» Set task: Can you give all the records again without altering a single character?

» Data section:
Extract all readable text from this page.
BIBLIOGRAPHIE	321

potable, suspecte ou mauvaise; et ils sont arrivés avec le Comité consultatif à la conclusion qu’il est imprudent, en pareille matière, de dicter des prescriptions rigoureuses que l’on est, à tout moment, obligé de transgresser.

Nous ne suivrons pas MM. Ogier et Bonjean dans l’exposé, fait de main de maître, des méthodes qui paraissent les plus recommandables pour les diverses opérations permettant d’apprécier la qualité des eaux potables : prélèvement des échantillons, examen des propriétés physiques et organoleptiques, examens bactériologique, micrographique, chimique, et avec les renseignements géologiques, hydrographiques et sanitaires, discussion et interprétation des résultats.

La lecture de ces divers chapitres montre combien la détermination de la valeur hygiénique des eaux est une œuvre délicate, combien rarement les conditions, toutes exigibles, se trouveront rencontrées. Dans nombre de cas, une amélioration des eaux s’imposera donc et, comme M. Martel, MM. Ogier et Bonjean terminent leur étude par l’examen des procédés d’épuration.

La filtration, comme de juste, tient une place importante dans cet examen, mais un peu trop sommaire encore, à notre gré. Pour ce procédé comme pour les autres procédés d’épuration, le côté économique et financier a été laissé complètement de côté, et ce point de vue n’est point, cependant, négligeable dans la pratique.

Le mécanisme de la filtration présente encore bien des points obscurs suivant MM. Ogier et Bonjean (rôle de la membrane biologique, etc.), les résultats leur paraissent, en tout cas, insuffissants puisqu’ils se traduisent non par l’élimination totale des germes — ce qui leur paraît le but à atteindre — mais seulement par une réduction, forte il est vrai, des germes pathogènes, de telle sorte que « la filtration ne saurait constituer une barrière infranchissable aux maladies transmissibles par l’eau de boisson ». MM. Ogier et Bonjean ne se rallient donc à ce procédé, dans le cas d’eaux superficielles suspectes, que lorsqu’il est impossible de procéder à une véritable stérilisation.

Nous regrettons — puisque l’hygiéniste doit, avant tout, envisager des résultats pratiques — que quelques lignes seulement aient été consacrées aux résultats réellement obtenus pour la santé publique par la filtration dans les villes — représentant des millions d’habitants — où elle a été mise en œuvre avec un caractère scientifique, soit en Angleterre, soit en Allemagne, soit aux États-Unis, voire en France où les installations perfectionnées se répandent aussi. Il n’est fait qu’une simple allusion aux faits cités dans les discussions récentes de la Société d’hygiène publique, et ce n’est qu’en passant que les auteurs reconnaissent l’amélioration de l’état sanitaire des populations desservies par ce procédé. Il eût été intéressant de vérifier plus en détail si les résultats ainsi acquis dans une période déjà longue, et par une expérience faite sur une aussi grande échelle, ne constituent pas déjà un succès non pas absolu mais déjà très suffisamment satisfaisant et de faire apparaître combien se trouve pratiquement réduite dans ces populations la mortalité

» Written solution:
Extract all readable text from this page.
BIBLIOGRAPHIE	321

potable, suspecte ou mauvaise; et ils sont arrivés avec le Comité consultatif à la conclusion qu’il est imprudent, en pareille matière, de dicter des prescriptions rigoureuses que l’on est, à tout moment, obligé de transgresser.

Nous ne suivrons pas MM. Ogier et Bonjean dans l’exposé, fait de main de maître, des méthodes qui paraissent les plus recommandables pour les diverses opérations permettant d’apprécier la qualité des eaux potables : prélèvement des échantillons, examen des propriétés physiques et organoleptiques, examens bactériologique, micrographique, chimique, et avec les renseignements géologiques, hydrographiques et sanitaires, discussion et interprétation des résultats.

La lecture de ces divers chapitres montre combien la détermination de la valeur hygiénique des eaux est une œuvre délicate, combien rarement les conditions, toutes exigibles, se trouveront rencontrées. Dans nombre de cas, une amélioration des eaux s’imposera donc et, comme M. Martel, MM. Ogier et Bonjean terminent leur étude par l’examen des procédés d’épuration.

La filtration, comme de juste, tient une place importante dans cet examen, mais un peu trop sommaire encore, à notre gré. Pour ce procédé comme pour les autres procédés d’épuration, le côté économique et financier a été laissé complètement de côté, et ce point de vue n’est point, cependant, négligeable dans la pratique.

Le mécanisme de la filtration présente encore bien des points obscurs suivant MM. Ogier et Bonjean (rôle de la membrane biologique, etc.), les résultats leur paraissent, en tout cas, insuffissants puisqu’ils se traduisent non par l’élimination totale des germes — ce qui leur paraît le but à atteindre — mais seulement par une réduction, forte il est vrai, des germes pathogènes, de telle sorte que « la filtration ne saurait constituer une barrière infranchissable aux maladies transmissibles par l’eau de boisson ». MM. Ogier et Bonjean ne se rallient donc à ce procédé, dans le cas d’eaux superficielles suspectes, que lorsqu’il est impossible de procéder à une véritable stérilisation.

Nous regrettons — puisque l’hygiéniste doit, avant tout, envisager des résultats pratiques — que quelques lignes seulement aient été consacrées aux résultats réellement obtenus pour la santé publique par la filtration dans les villes — représentant des millions d’habitants — où elle a été mise en œuvre avec un caractère scientifique, soit en Angleterre, soit en Allemagne, soit aux États-Unis, voire en France où les installations perfectionnées se répandent aussi. Il n’est fait qu’une simple allusion aux faits cités dans les discussions récentes de la Société d’hygiène publique, et ce n’est qu’en passant que les auteurs reconnaissent l’amélioration de l’état sanitaire des populations desservies par ce procédé. Il eût été intéressant de vérifier plus en détail si les résultats ainsi acquis dans une période déjà longue, et par une expérience faite sur une aussi grande échelle, ne constituent pas déjà un succès non pas absolu mais déjà très suffisamment satisfaisant et de faire apparaître combien se trouve pratiquement réduite dans ces populations la mortalité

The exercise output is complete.